• [Dataset excerpts]:
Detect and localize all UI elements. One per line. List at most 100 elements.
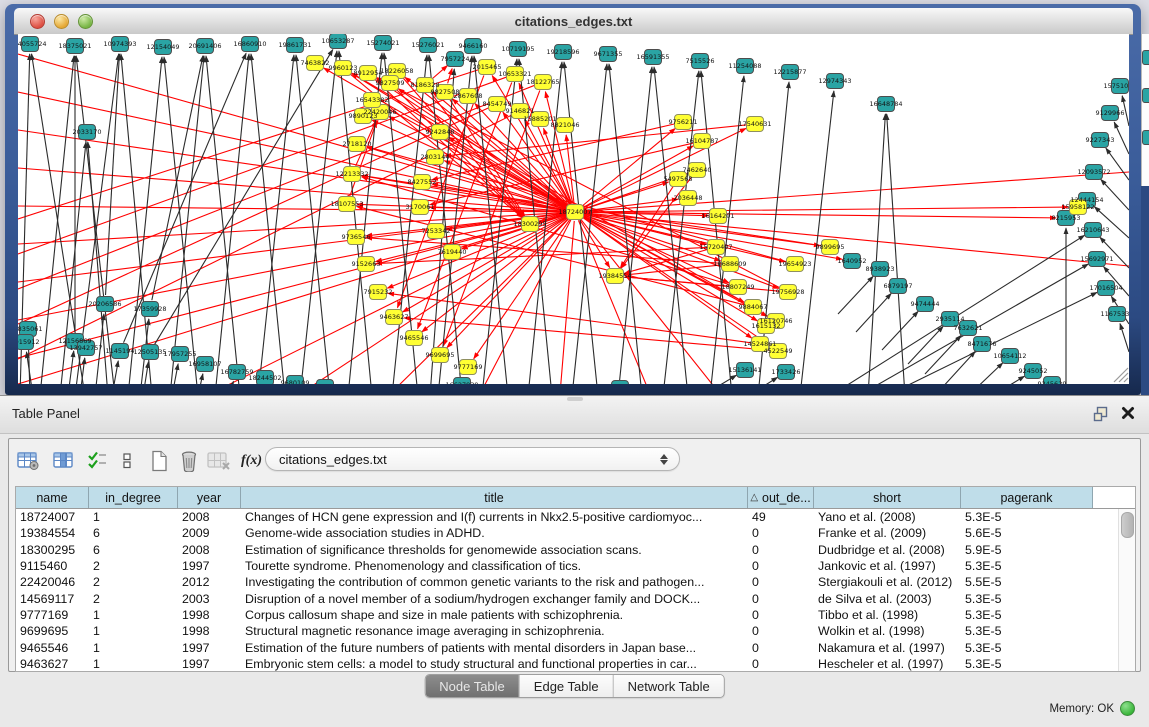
dropdown-arrows-icon: [660, 454, 668, 465]
node-label: 10688609: [713, 260, 746, 268]
column-header-title[interactable]: title: [241, 487, 748, 508]
background-network-node: [1142, 130, 1149, 145]
node-label: 9227343: [1086, 136, 1115, 144]
node-label: 2015465: [473, 63, 502, 71]
table-cell: 0: [748, 526, 814, 540]
column-header-in_degree[interactable]: in_degree: [89, 487, 178, 508]
table-cell: 1998: [178, 624, 241, 638]
table-row[interactable]: 969969511998Structural magnetic resonanc…: [16, 623, 1118, 639]
node-label: 18375021: [58, 42, 91, 50]
scrollbar-thumb[interactable]: [1121, 512, 1134, 538]
node-label: 9736546: [342, 233, 371, 241]
table-row[interactable]: 977716911998Corpus callosum shape and si…: [16, 607, 1118, 623]
table-cell: 1: [89, 657, 178, 671]
node-label: 14055724: [18, 40, 47, 48]
header-filler: [1093, 487, 1135, 508]
table-row[interactable]: 1938455462009Genome-wide association stu…: [16, 525, 1118, 541]
table-mode-button[interactable]: [17, 451, 41, 471]
table-cell: 5.3E-5: [961, 608, 1093, 622]
table-row[interactable]: 911546021997Tourette syndrome. Phenomeno…: [16, 558, 1118, 574]
network-edge: [388, 293, 751, 342]
column-header-out_de[interactable]: △out_de...: [748, 487, 814, 508]
table-row[interactable]: 2242004622012Investigating the contribut…: [16, 574, 1118, 590]
table-cell: 2009: [178, 526, 241, 540]
window-titlebar[interactable]: citations_edges.txt: [14, 8, 1133, 35]
table-cell: 0: [748, 641, 814, 655]
node-label: 16104787: [685, 137, 718, 145]
node-label: 10654112: [993, 352, 1026, 360]
node-label: 7515526: [686, 57, 715, 65]
show-columns-button[interactable]: [53, 451, 75, 471]
node-label: 9146821: [506, 107, 535, 115]
vertical-scrollbar[interactable]: [1118, 509, 1135, 671]
network-view-window[interactable]: citations_edges.txt 14055724183750211097…: [5, 4, 1141, 395]
table-row[interactable]: 946362711997Embryonic stem cells: a mode…: [16, 656, 1118, 671]
table-cell: Tibbo et al. (1998): [814, 608, 961, 622]
tab-network-table[interactable]: Network Table: [614, 675, 724, 697]
panel-resize-handle[interactable]: [567, 397, 583, 401]
canvas-resize-grip[interactable]: [1114, 368, 1128, 382]
select-rows-button[interactable]: [87, 451, 107, 471]
node-label: 15276021: [411, 41, 444, 49]
node-label: 9463627: [380, 313, 409, 321]
tab-edge-table[interactable]: Edge Table: [520, 675, 614, 697]
network-edge: [155, 50, 333, 345]
node-label: 18724007: [558, 208, 591, 216]
network-edge: [258, 55, 294, 384]
node-label: 16860910: [233, 40, 266, 48]
node-label: 7915232: [364, 288, 393, 296]
node-label: 9152663: [352, 260, 381, 268]
table-source-dropdown[interactable]: citations_edges.txt: [265, 447, 680, 471]
table-cell: 5.3E-5: [961, 641, 1093, 655]
node-label: 5497568: [664, 175, 693, 183]
table-cell: Disruption of a novel member of a sodium…: [241, 592, 748, 606]
network-edge: [908, 326, 943, 364]
column-header-short[interactable]: short: [814, 487, 961, 508]
tab-node-table[interactable]: Node Table: [425, 675, 520, 697]
column-header-pagerank[interactable]: pagerank: [961, 487, 1093, 508]
table-cell: Corpus callosum shape and size in male p…: [241, 608, 748, 622]
node-label: 9245052: [1019, 367, 1048, 375]
delete-column-button[interactable]: [179, 450, 199, 472]
network-edge: [618, 67, 652, 384]
table-cell: 1997: [178, 559, 241, 573]
column-header-year[interactable]: year: [178, 487, 241, 508]
node-label: 19861731: [278, 41, 311, 49]
float-window-icon[interactable]: [1093, 406, 1109, 422]
background-window-frame: [1141, 186, 1149, 395]
table-toolbar: f(x): [17, 444, 262, 478]
close-panel-icon[interactable]: [1121, 406, 1135, 420]
network-edge: [560, 221, 574, 384]
column-header-name[interactable]: name: [16, 487, 89, 508]
table-cell: 9699695: [16, 624, 89, 638]
node-label: 19218596: [546, 48, 579, 56]
new-column-icon: [149, 450, 169, 472]
node-label: 2867608: [454, 92, 483, 100]
node-label: 17957255: [163, 350, 196, 358]
table-cell: 2003: [178, 592, 241, 606]
table-row[interactable]: 946554611997Estimation of the future num…: [16, 639, 1118, 655]
table-cell: Structural magnetic resonance image aver…: [241, 624, 748, 638]
network-edge: [992, 376, 1024, 384]
row-height-icon: [121, 451, 133, 471]
table-row[interactable]: 1872400712008Changes of HCN gene express…: [16, 509, 1118, 525]
node-label: 13942757: [69, 344, 102, 352]
table-row[interactable]: 1830029562008Estimation of significance …: [16, 542, 1118, 558]
table-cell: 2: [89, 575, 178, 589]
background-network-node: [1142, 88, 1149, 103]
table-cell: Wolkin et al. (1998): [814, 624, 961, 638]
network-canvas[interactable]: 1405572418375021109743931215404920691406…: [18, 34, 1129, 384]
table-cell: Genome-wide association studies in ADHD.: [241, 526, 748, 540]
node-label: 11254088: [728, 62, 761, 70]
node-label: 3915912: [18, 338, 39, 346]
node-label: 18226058: [380, 67, 413, 75]
function-builder-button[interactable]: f(x): [241, 453, 262, 469]
table-cell: 9777169: [16, 608, 89, 622]
new-column-button[interactable]: [149, 450, 169, 472]
node-label: 9474444: [911, 300, 940, 308]
node-label: 3170061: [406, 203, 435, 211]
node-label: 19654923: [778, 260, 811, 268]
row-height-button[interactable]: [121, 451, 133, 471]
table-row[interactable]: 1456911722003Disruption of a novel membe…: [16, 590, 1118, 606]
network-edge: [432, 66, 448, 80]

• [About this exercise]: Write out the whole of the data exactly; the pictures stay out.

• [Answer section]:
Detect and localize all UI elements. One per line. List at most 100 elements.
dropdown-arrows-icon: [660, 454, 668, 465]
node-label: 10688609: [713, 260, 746, 268]
column-header-title[interactable]: title: [241, 487, 748, 508]
background-network-node: [1142, 130, 1149, 145]
node-label: 9227343: [1086, 136, 1115, 144]
node-label: 2015465: [473, 63, 502, 71]
table-cell: 0: [748, 526, 814, 540]
column-header-in_degree[interactable]: in_degree: [89, 487, 178, 508]
table-cell: 1998: [178, 624, 241, 638]
table-row[interactable]: 969969511998Structural magnetic resonanc…: [16, 623, 1118, 639]
node-label: 18375021: [58, 42, 91, 50]
scrollbar-thumb[interactable]: [1121, 512, 1134, 538]
node-label: 9736546: [342, 233, 371, 241]
table-row[interactable]: 977716911998Corpus callosum shape and si…: [16, 607, 1118, 623]
table-cell: 1: [89, 657, 178, 671]
node-label: 14055724: [18, 40, 47, 48]
header-filler: [1093, 487, 1135, 508]
table-row[interactable]: 1938455462009Genome-wide association stu…: [16, 525, 1118, 541]
table-mode-button[interactable]: [17, 451, 41, 471]
table-cell: 5.3E-5: [961, 608, 1093, 622]
table-row[interactable]: 911546021997Tourette syndrome. Phenomeno…: [16, 558, 1118, 574]
network-edge: [388, 293, 751, 342]
column-header-out_de[interactable]: △out_de...: [748, 487, 814, 508]
table-row[interactable]: 2242004622012Investigating the contribut…: [16, 574, 1118, 590]
table-cell: 2009: [178, 526, 241, 540]
window-titlebar[interactable]: citations_edges.txt: [14, 8, 1133, 35]
table-cell: 0: [748, 641, 814, 655]
node-label: 16104787: [685, 137, 718, 145]
node-label: 10654112: [993, 352, 1026, 360]
node-label: 7515526: [686, 57, 715, 65]
show-columns-button[interactable]: [53, 451, 75, 471]
node-label: 9146821: [506, 107, 535, 115]
vertical-scrollbar[interactable]: [1118, 509, 1135, 671]
network-view-window[interactable]: citations_edges.txt 14055724183750211097…: [5, 4, 1141, 395]
table-row[interactable]: 946362711997Embryonic stem cells: a mode…: [16, 656, 1118, 671]
table-cell: Tibbo et al. (1998): [814, 608, 961, 622]
tab-network-table[interactable]: Network Table: [614, 675, 724, 697]
panel-resize-handle[interactable]: [567, 397, 583, 401]
canvas-resize-grip[interactable]: [1114, 368, 1128, 382]
select-rows-button[interactable]: [87, 451, 107, 471]
node-label: 15276021: [411, 41, 444, 49]
node-label: 9463627: [380, 313, 409, 321]
tab-edge-table[interactable]: Edge Table: [520, 675, 614, 697]
network-edge: [155, 50, 333, 345]
node-label: 18724007: [558, 208, 591, 216]
network-edge: [258, 55, 294, 384]
node-label: 16860910: [233, 40, 266, 48]
node-label: 7915232: [364, 288, 393, 296]
node-label: 9152663: [352, 260, 381, 268]
table-source-dropdown[interactable]: citations_edges.txt: [265, 447, 680, 471]
table-cell: 5.3E-5: [961, 641, 1093, 655]
node-label: 5497568: [664, 175, 693, 183]
table-cell: Disruption of a novel member of a sodium…: [241, 592, 748, 606]
network-edge: [908, 326, 943, 364]
column-header-short[interactable]: short: [814, 487, 961, 508]
tab-node-table[interactable]: Node Table: [425, 675, 520, 697]
column-header-pagerank[interactable]: pagerank: [961, 487, 1093, 508]
table-cell: Corpus callosum shape and size in male p…: [241, 608, 748, 622]
node-label: 9245052: [1019, 367, 1048, 375]
delete-column-button[interactable]: [179, 450, 199, 472]
network-edge: [618, 67, 652, 384]
table-cell: 1997: [178, 559, 241, 573]
column-header-year[interactable]: year: [178, 487, 241, 508]
node-label: 19861731: [278, 41, 311, 49]
float-window-icon[interactable]: [1093, 406, 1109, 422]
background-window-frame: [1141, 186, 1149, 395]
table-toolbar: f(x): [17, 444, 262, 478]
close-panel-icon[interactable]: [1121, 406, 1135, 420]
network-edge: [560, 221, 574, 384]
column-header-name[interactable]: name: [16, 487, 89, 508]
table-cell: 9699695: [16, 624, 89, 638]
node-label: 19218596: [546, 48, 579, 56]
new-column-icon: [149, 450, 169, 472]
node-label: 2867608: [454, 92, 483, 100]
node-label: 17957255: [163, 350, 196, 358]
table-cell: 2003: [178, 592, 241, 606]
table-row[interactable]: 946554611997Estimation of the future num…: [16, 639, 1118, 655]
table-cell: Structural magnetic resonance image aver…: [241, 624, 748, 638]
network-edge: [992, 376, 1024, 384]
row-height-icon: [121, 451, 133, 471]
table-row[interactable]: 1872400712008Changes of HCN gene express…: [16, 509, 1118, 525]
node-label: 13942757: [69, 344, 102, 352]
table-row[interactable]: 1830029562008Estimation of significance …: [16, 542, 1118, 558]
table-cell: 2: [89, 575, 178, 589]
background-network-node: [1142, 88, 1149, 103]
table-cell: Wolkin et al. (1998): [814, 624, 961, 638]
network-canvas[interactable]: 1405572418375021109743931215404920691406…: [18, 34, 1129, 384]
table-cell: Genome-wide association studies in ADHD.: [241, 526, 748, 540]
node-label: 11254088: [728, 62, 761, 70]
node-label: 3915912: [18, 338, 39, 346]
node-label: 18226058: [380, 67, 413, 75]
function-builder-button[interactable]: f(x): [241, 453, 262, 469]
table-cell: 9777169: [16, 608, 89, 622]
new-column-button[interactable]: [149, 450, 169, 472]
node-label: 9474444: [911, 300, 940, 308]
node-label: 3170061: [406, 203, 435, 211]
node-label: 19654923: [778, 260, 811, 268]
row-height-button[interactable]: [121, 451, 133, 471]
table-row[interactable]: 1456911722003Disruption of a novel membe…: [16, 590, 1118, 606]
network-edge: [432, 66, 448, 80]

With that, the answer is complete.